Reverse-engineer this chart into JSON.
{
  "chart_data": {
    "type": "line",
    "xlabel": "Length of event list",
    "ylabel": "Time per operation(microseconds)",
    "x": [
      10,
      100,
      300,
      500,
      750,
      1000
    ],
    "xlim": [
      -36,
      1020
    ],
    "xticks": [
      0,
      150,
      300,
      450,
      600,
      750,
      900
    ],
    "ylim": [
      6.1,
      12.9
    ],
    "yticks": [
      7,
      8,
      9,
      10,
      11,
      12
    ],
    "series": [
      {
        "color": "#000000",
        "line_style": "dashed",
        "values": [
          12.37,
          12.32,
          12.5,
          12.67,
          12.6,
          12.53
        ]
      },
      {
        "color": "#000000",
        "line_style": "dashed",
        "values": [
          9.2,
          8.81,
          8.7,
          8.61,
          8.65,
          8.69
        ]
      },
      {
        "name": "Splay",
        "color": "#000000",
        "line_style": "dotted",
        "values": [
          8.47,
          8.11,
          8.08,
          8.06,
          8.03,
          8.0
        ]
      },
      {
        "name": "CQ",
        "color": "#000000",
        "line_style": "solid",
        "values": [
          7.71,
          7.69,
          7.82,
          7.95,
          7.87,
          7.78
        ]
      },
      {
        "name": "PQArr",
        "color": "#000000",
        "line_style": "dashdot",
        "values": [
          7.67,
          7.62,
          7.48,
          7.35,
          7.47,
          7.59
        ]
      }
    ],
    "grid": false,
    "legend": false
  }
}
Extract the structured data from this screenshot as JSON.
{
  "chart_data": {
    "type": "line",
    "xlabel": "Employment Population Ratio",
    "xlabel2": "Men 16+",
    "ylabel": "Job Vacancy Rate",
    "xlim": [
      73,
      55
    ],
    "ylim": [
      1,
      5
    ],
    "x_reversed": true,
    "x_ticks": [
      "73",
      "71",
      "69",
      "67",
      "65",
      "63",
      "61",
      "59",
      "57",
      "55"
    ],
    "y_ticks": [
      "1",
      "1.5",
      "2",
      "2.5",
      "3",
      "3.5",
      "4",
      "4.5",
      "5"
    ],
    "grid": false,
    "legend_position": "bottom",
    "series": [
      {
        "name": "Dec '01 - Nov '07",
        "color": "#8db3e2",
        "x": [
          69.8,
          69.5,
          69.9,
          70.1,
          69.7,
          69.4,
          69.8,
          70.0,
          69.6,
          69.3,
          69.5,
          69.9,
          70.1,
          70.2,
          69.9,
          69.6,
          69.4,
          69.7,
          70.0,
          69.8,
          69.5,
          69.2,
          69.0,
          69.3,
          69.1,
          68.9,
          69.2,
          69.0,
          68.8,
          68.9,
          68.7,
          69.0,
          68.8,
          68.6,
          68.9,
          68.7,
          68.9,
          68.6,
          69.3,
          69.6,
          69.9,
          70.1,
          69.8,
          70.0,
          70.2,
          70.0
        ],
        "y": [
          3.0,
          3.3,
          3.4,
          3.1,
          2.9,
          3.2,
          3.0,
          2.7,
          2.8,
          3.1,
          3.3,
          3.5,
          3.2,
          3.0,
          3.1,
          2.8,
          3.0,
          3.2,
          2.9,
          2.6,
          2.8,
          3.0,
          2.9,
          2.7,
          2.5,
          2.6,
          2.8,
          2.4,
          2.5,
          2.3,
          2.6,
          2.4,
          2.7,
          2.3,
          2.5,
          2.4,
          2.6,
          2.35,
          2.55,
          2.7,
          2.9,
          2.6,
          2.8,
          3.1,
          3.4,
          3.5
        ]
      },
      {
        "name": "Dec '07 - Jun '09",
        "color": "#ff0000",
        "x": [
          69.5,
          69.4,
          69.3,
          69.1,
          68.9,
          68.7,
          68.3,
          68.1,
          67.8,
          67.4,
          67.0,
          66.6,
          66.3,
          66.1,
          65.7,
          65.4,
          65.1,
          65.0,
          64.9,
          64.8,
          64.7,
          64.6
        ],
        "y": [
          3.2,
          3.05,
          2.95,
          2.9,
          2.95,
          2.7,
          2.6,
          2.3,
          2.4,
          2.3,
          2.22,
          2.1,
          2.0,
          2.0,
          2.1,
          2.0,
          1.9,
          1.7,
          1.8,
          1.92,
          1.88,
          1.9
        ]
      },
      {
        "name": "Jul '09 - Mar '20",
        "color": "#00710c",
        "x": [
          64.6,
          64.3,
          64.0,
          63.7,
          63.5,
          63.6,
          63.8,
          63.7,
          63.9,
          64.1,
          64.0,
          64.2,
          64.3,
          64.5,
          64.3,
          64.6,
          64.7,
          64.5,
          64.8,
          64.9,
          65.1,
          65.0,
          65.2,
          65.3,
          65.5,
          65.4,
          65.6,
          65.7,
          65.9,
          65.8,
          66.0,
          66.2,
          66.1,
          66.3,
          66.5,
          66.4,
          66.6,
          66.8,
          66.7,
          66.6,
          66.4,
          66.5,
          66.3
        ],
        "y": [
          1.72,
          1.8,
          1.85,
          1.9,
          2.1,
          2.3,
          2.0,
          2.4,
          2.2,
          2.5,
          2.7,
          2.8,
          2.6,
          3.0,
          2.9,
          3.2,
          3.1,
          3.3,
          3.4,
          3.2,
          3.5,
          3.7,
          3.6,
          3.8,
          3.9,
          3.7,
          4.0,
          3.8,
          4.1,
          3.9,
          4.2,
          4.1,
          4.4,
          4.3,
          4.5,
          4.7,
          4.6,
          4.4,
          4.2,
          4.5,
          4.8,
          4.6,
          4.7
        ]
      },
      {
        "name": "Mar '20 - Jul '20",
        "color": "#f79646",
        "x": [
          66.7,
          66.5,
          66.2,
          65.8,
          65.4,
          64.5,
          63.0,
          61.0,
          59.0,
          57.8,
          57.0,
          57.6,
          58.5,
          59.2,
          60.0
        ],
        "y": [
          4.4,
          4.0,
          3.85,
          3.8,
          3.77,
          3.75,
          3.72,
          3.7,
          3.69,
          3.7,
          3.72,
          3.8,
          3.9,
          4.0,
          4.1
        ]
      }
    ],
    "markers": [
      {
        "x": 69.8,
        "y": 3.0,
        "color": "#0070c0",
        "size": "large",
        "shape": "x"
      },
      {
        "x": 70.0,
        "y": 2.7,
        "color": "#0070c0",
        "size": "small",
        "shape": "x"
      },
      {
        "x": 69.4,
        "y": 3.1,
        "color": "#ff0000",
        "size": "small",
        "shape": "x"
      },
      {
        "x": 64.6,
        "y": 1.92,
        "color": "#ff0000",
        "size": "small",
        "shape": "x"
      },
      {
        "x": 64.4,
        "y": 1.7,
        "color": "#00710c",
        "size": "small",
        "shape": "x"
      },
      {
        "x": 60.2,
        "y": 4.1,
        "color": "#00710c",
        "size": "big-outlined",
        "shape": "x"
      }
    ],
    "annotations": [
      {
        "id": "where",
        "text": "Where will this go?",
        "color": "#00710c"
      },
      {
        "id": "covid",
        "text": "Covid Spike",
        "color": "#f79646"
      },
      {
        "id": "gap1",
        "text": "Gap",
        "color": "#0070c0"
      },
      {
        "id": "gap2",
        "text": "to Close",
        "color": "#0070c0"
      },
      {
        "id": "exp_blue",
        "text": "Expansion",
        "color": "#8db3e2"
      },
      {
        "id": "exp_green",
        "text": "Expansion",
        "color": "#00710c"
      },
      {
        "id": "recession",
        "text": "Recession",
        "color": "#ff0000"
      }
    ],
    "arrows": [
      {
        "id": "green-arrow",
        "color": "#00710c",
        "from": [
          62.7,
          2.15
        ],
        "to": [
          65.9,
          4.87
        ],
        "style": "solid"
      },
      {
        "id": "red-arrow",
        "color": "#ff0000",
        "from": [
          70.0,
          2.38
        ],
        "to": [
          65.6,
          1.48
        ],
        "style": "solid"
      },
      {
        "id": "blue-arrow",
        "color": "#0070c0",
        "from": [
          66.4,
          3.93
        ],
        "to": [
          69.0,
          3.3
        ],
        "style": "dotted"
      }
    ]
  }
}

# # # #

▶ **What is required**: Collect, from the material above, every line containing the word "ylabel".

▶ **Exercise output**:
    "ylabel": "Time per operation(microseconds)",
    "ylabel": "Job Vacancy Rate",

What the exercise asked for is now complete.